#### Source passage

Mr. Magoo Boxer Shorts

Just when I thought they couldn’t sink lower than Kung Fu Magoo, Classic Media surprises me with this oddball piece of merch: Mr. Magoo Boxer Shorts.

Imagine taking off your jeans and impressing your lady with a large Magoo under your pants. Not me. If I want the cartoon face of a grizzled old man on my crotch, at least I’d have the decency to wear Popeye boxers.

(Thanks, Alex Rannie)

Modern Mickey by Paul Rudnick

There is a humor piece by Paul Rudnick in this week’s New Yorker that takes a swipe at the forthcoming Mickey Mouse videogame Epic Mickey:

MEMO: To all Epic Mickey personnel
FROM: Disney Board of Directors
SUBJECT: New Mickey

Guys–we love the rethink, but we just have a few tweaks:

–When Mickey leers at Minnie in the waterfront bar, let’s have him squeak, “You know what they say, baby. Big ears . . .”
–In the “Brokeback Mickey” flashback, when Mickey makes tender love to Donald Duck, let’s have Mickey murmur, “Leave the little sailor hat on.”
–When Mickey is shown starving to death after the nuclear disaster, and he eats Porky Pig, we feel that Porky should still be alive when his feet are removed.

Visit The New Yorker website for the rest of the piece.

Phillip, the Safety Egg

Mike Owens made this at Puny in Minneapolis. “It’s our first in house short developed from a character that has lived in my subconscious for many years,” says Owens on his blog. Good stuff, says I.

Phillip, the Safety Egg
Creator & Director – Mike Owens
Developed by – Shad Petosky & Will Shepard
Written by & Voices – Eric Knobel, Hannah Kuhlmann & Michael Ritchie
Design – Mitch Loidolt and Mike Owens
Background & Audio Design – Curtis Square-Briggs
Animation – Eyo Peters, Nick Bachman & Mike Owens
Animation, Compositing & FX – Victor Courtright

Six Points Fellowship

Six Points Fellowship is looking for applicants for its 2010 cycle. The fellowship is designed for emerging artists in the New York area (ages 22—38) who are creating projects that engage with Jewish ideas, and is open to all artists (not only Jewish) working in the city. It will be awarded to nine artists who will each receive up to $40,000 over two years. Each fellow will be provided with:

* Stipend ($20k over 2 years)
* Project Grant (up to $20k over 2 years)
* Monthly Salons
* Retreats
* Coaching/Mentorship

It sounds to me like a generously designed fellowship that offers both financial and professional support. Take note any NYers who might be developing a Jewish-themed animation project. To learn more, visit SixPointsFellowship.org. They are holding application workshops on February 7 and 17th.

Whatever happened to Hoodwinked Too?

And most of you are asking “Who cares?”

The original Hoodwinked had art direction and character design that were – let’s face it – piss poor, but I enjoyed the film nonetheless. It had a funny, clever script with good performances — and took me (and a whole lot of other people) by surprise, grossing $51 million in January 2006.

########

» Tasks to complete:
1 – In the blog posts, what is the most money each Six Points fellow can receive over two years?
2 – Using the blog posts, explain why the writer enjoyed the original Hoodwinked despite its poor art direction and character design.

#### Supplied information

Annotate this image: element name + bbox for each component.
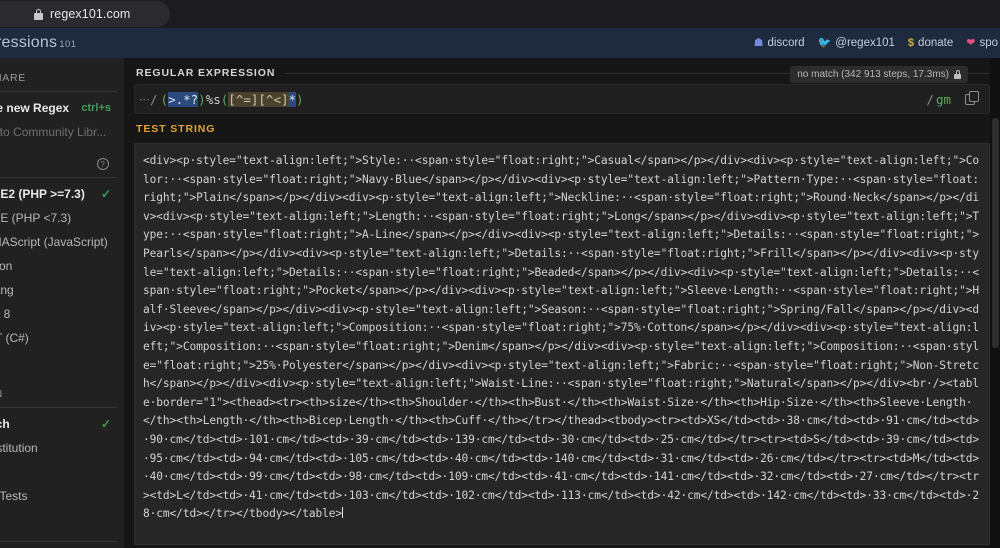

########

» Outputs in order:
1 – Up to $40,000.

2 – The writer enjoyed it because it had a funny, clever script and good performances. It also surprised the writer and many others by grossing $51 million in January 2006.